* **Exercise**
Copy each line below without leaving any out.

* **Data entries for graphics**

◇ ◇ ◇ ◇ ◇

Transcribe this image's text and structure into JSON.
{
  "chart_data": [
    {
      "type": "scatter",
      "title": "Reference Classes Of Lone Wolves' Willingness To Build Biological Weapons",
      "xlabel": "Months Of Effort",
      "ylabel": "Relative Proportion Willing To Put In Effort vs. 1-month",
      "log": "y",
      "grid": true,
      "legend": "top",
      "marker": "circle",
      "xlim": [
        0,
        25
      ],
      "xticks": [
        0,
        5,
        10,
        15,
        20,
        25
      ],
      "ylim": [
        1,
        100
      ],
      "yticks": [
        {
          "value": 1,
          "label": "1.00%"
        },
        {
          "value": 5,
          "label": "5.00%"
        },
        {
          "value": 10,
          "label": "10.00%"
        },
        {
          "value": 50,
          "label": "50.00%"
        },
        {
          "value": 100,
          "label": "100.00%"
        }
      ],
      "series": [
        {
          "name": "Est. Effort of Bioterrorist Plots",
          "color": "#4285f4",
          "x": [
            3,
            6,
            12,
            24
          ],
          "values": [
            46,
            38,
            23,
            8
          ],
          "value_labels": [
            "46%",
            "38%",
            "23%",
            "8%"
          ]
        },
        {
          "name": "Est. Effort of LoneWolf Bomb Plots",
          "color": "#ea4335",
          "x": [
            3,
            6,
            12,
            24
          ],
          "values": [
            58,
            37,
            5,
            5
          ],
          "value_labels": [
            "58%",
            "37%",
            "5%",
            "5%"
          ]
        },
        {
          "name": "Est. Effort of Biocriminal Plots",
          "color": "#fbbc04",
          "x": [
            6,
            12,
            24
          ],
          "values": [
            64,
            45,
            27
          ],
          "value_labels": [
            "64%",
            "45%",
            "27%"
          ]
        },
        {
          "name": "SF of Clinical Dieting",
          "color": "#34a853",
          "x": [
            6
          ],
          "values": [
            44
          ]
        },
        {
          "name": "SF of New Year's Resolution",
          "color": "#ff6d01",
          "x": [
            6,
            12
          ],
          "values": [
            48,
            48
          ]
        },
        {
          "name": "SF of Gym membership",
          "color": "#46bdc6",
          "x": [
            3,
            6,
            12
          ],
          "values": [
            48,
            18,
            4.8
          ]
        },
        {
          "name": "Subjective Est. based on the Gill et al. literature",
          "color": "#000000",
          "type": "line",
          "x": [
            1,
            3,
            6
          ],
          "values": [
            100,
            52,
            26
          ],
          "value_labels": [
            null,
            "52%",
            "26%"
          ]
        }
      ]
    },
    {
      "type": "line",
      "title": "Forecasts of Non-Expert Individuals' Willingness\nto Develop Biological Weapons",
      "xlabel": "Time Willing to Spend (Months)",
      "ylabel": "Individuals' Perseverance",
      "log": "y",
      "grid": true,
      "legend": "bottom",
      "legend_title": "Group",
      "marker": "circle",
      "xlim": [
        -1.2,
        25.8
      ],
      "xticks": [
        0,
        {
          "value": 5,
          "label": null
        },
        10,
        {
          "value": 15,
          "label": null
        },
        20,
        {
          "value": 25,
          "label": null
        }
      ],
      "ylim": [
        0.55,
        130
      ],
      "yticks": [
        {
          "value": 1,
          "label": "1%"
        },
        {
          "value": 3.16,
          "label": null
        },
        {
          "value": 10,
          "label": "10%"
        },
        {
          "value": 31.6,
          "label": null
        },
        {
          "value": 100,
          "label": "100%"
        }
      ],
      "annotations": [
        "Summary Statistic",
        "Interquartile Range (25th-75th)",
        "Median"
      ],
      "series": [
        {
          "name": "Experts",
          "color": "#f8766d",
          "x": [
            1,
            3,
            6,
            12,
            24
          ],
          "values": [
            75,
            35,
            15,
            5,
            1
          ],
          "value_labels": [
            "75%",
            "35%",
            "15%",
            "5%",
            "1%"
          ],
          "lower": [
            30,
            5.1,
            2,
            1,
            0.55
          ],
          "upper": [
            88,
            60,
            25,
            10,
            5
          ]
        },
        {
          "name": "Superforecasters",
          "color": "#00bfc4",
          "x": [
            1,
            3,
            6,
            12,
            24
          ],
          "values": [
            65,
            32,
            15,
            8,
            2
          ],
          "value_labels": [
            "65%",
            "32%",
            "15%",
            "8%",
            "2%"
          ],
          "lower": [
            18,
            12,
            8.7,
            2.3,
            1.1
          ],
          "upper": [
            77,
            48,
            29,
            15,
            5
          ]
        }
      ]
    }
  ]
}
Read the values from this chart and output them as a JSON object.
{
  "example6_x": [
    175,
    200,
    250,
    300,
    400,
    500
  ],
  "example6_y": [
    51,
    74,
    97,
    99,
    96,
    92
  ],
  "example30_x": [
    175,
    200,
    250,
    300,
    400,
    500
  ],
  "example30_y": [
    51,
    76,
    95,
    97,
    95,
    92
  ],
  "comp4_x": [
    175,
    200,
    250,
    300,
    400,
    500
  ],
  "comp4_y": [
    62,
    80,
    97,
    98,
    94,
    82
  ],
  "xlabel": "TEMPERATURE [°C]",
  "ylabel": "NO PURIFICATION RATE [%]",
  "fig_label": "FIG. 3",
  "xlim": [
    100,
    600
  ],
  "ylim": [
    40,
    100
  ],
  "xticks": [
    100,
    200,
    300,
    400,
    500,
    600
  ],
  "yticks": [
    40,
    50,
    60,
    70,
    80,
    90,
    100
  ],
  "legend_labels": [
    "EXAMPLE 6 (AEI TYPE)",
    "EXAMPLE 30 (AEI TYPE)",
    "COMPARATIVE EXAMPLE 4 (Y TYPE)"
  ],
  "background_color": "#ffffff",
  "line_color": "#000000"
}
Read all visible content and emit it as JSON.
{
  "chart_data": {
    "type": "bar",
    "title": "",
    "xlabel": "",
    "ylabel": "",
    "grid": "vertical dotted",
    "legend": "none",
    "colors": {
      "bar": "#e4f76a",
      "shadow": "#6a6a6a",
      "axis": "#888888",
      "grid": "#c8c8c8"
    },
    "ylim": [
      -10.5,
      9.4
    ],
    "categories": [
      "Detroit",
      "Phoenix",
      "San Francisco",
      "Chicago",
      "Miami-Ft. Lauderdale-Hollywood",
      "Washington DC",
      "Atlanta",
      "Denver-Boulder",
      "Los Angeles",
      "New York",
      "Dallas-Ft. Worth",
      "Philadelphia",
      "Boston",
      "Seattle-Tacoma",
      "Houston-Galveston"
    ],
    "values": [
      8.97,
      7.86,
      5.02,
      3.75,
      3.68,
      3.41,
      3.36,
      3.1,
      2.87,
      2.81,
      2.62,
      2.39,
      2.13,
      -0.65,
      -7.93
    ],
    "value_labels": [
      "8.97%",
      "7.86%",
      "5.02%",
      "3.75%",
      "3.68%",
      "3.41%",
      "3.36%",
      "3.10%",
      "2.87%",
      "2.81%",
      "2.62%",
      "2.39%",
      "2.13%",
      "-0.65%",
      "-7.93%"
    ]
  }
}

◇ ◇ ◇ ◇ ◇

* **Correct answer**
Transcribe this image's text and structure into JSON.
{
  "chart_data": [
    {
      "type": "scatter",
      "title": "Reference Classes Of Lone Wolves' Willingness To Build Biological Weapons",
      "xlabel": "Months Of Effort",
      "ylabel": "Relative Proportion Willing To Put In Effort vs. 1-month",
      "log": "y",
      "grid": true,
      "legend": "top",
      "marker": "circle",
      "xlim": [
        0,
        25
      ],
      "xticks": [
        0,
        5,
        10,
        15,
        20,
        25
      ],
      "ylim": [
        1,
        100
      ],
      "yticks": [
        {
          "value": 1,
          "label": "1.00%"
        },
        {
          "value": 5,
          "label": "5.00%"
        },
        {
          "value": 10,
          "label": "10.00%"
        },
        {
          "value": 50,
          "label": "50.00%"
        },
        {
          "value": 100,
          "label": "100.00%"
        }
      ],
      "series": [
        {
          "name": "Est. Effort of Bioterrorist Plots",
          "color": "#4285f4",
          "x": [
            3,
            6,
            12,
            24
          ],
          "values": [
            46,
            38,
            23,
            8
          ],
          "value_labels": [
            "46%",
            "38%",
            "23%",
            "8%"
          ]
        },
        {
          "name": "Est. Effort of LoneWolf Bomb Plots",
          "color": "#ea4335",
          "x": [
            3,
            6,
            12,
            24
          ],
          "values": [
            58,
            37,
            5,
            5
          ],
          "value_labels": [
            "58%",
            "37%",
            "5%",
            "5%"
          ]
        },
        {
          "name": "Est. Effort of Biocriminal Plots",
          "color": "#fbbc04",
          "x": [
            6,
            12,
            24
          ],
          "values": [
            64,
            45,
            27
          ],
          "value_labels": [
            "64%",
            "45%",
            "27%"
          ]
        },
        {
          "name": "SF of Clinical Dieting",
          "color": "#34a853",
          "x": [
            6
          ],
          "values": [
            44
          ]
        },
        {
          "name": "SF of New Year's Resolution",
          "color": "#ff6d01",
          "x": [
            6,
            12
          ],
          "values": [
            48,
            48
          ]
        },
        {
          "name": "SF of Gym membership",
          "color": "#46bdc6",
          "x": [
            3,
            6,
            12
          ],
          "values": [
            48,
            18,
            4.8
          ]
        },
        {
          "name": "Subjective Est. based on the Gill et al. literature",
          "color": "#000000",
          "type": "line",
          "x": [
            1,
            3,
            6
          ],
          "values": [
            100,
            52,
            26
          ],
          "value_labels": [
            null,
            "52%",
            "26%"
          ]
        }
      ]
    },
    {
      "type": "line",
      "title": "Forecasts of Non-Expert Individuals' Willingness\nto Develop Biological Weapons",
      "xlabel": "Time Willing to Spend (Months)",
      "ylabel": "Individuals' Perseverance",
      "log": "y",
      "grid": true,
      "legend": "bottom",
      "legend_title": "Group",
      "marker": "circle",
      "xlim": [
        -1.2,
        25.8
      ],
      "xticks": [
        0,
        {
          "value": 5,
          "label": null
        },
        10,
        {
          "value": 15,
          "label": null
        },
        20,
        {
          "value": 25,
          "label": null
        }
      ],
      "ylim": [
        0.55,
        130
      ],
      "yticks": [
        {
          "value": 1,
          "label": "1%"
        },
        {
          "value": 3.16,
          "label": null
        },
        {
          "value": 10,
          "label": "10%"
        },
        {
          "value": 31.6,
          "label": null
        },
        {
          "value": 100,
          "label": "100%"
        }
      ],
      "annotations": [
        "Summary Statistic",
        "Interquartile Range (25th-75th)",
        "Median"
      ],
      "series": [
        {
          "name": "Experts",
          "color": "#f8766d",
          "x": [
            1,
            3,
            6,
            12,
            24
          ],
          "values": [
            75,
            35,
            15,
            5,
            1
          ],
          "value_labels": [
            "75%",
            "35%",
            "15%",
            "5%",
            "1%"
          ],
          "lower": [
            30,
            5.1,
            2,
            1,
            0.55
          ],
          "upper": [
            88,
            60,
            25,
            10,
            5
          ]
        },
        {
          "name": "Superforecasters",
          "color": "#00bfc4",
          "x": [
            1,
            3,
            6,
            12,
            24
          ],
          "values": [
            65,
            32,
            15,
            8,
            2
          ],
          "value_labels": [
            "65%",
            "32%",
            "15%",
            "8%",
            "2%"
          ],
          "lower": [
            18,
            12,
            8.7,
            2.3,
            1.1
          ],
          "upper": [
            77,
            48,
            29,
            15,
            5
          ]
        }
      ]
    }
  ]
}
Read the values from this chart and output them as a JSON object.
{
  "example6_x": [
    175,
    200,
    250,
    300,
    400,
    500
  ],
  "example6_y": [
    51,
    74,
    97,
    99,
    96,
    92
  ],
  "example30_x": [
    175,
    200,
    250,
    300,
    400,
    500
  ],
  "example30_y": [
    51,
    76,
    95,
    97,
    95,
    92
  ],
  "comp4_x": [
    175,
    200,
    250,
    300,
    400,
    500
  ],
  "comp4_y": [
    62,
    80,
    97,
    98,
    94,
    82
  ],
  "xlabel": "TEMPERATURE [°C]",
  "ylabel": "NO PURIFICATION RATE [%]",
  "fig_label": "FIG. 3",
  "xlim": [
    100,
    600
  ],
  "ylim": [
    40,
    100
  ],
  "xticks": [
    100,
    200,
    300,
    400,
    500,
    600
  ],
  "yticks": [
    40,
    50,
    60,
    70,
    80,
    90,
    100
  ],
  "legend_labels": [
    "EXAMPLE 6 (AEI TYPE)",
    "EXAMPLE 30 (AEI TYPE)",
    "COMPARATIVE EXAMPLE 4 (Y TYPE)"
  ],
  "background_color": "#ffffff",
  "line_color": "#000000"
}
Read all visible content and emit it as JSON.
{
  "chart_data": {
    "type": "bar",
    "title": "",
    "xlabel": "",
    "ylabel": "",
    "grid": "vertical dotted",
    "legend": "none",
    "colors": {
      "bar": "#e4f76a",
      "shadow": "#6a6a6a",
      "axis": "#888888",
      "grid": "#c8c8c8"
    },
    "ylim": [
      -10.5,
      9.4
    ],
    "categories": [
      "Detroit",
      "Phoenix",
      "San Francisco",
      "Chicago",
      "Miami-Ft. Lauderdale-Hollywood",
      "Washington DC",
      "Atlanta",
      "Denver-Boulder",
      "Los Angeles",
      "New York",
      "Dallas-Ft. Worth",
      "Philadelphia",
      "Boston",
      "Seattle-Tacoma",
      "Houston-Galveston"
    ],
    "values": [
      8.97,
      7.86,
      5.02,
      3.75,
      3.68,
      3.41,
      3.36,
      3.1,
      2.87,
      2.81,
      2.62,
      2.39,
      2.13,
      -0.65,
      -7.93
    ],
    "value_labels": [
      "8.97%",
      "7.86%",
      "5.02%",
      "3.75%",
      "3.68%",
      "3.41%",
      "3.36%",
      "3.10%",
      "2.87%",
      "2.81%",
      "2.62%",
      "2.39%",
      "2.13%",
      "-0.65%",
      "-7.93%"
    ]
  }
}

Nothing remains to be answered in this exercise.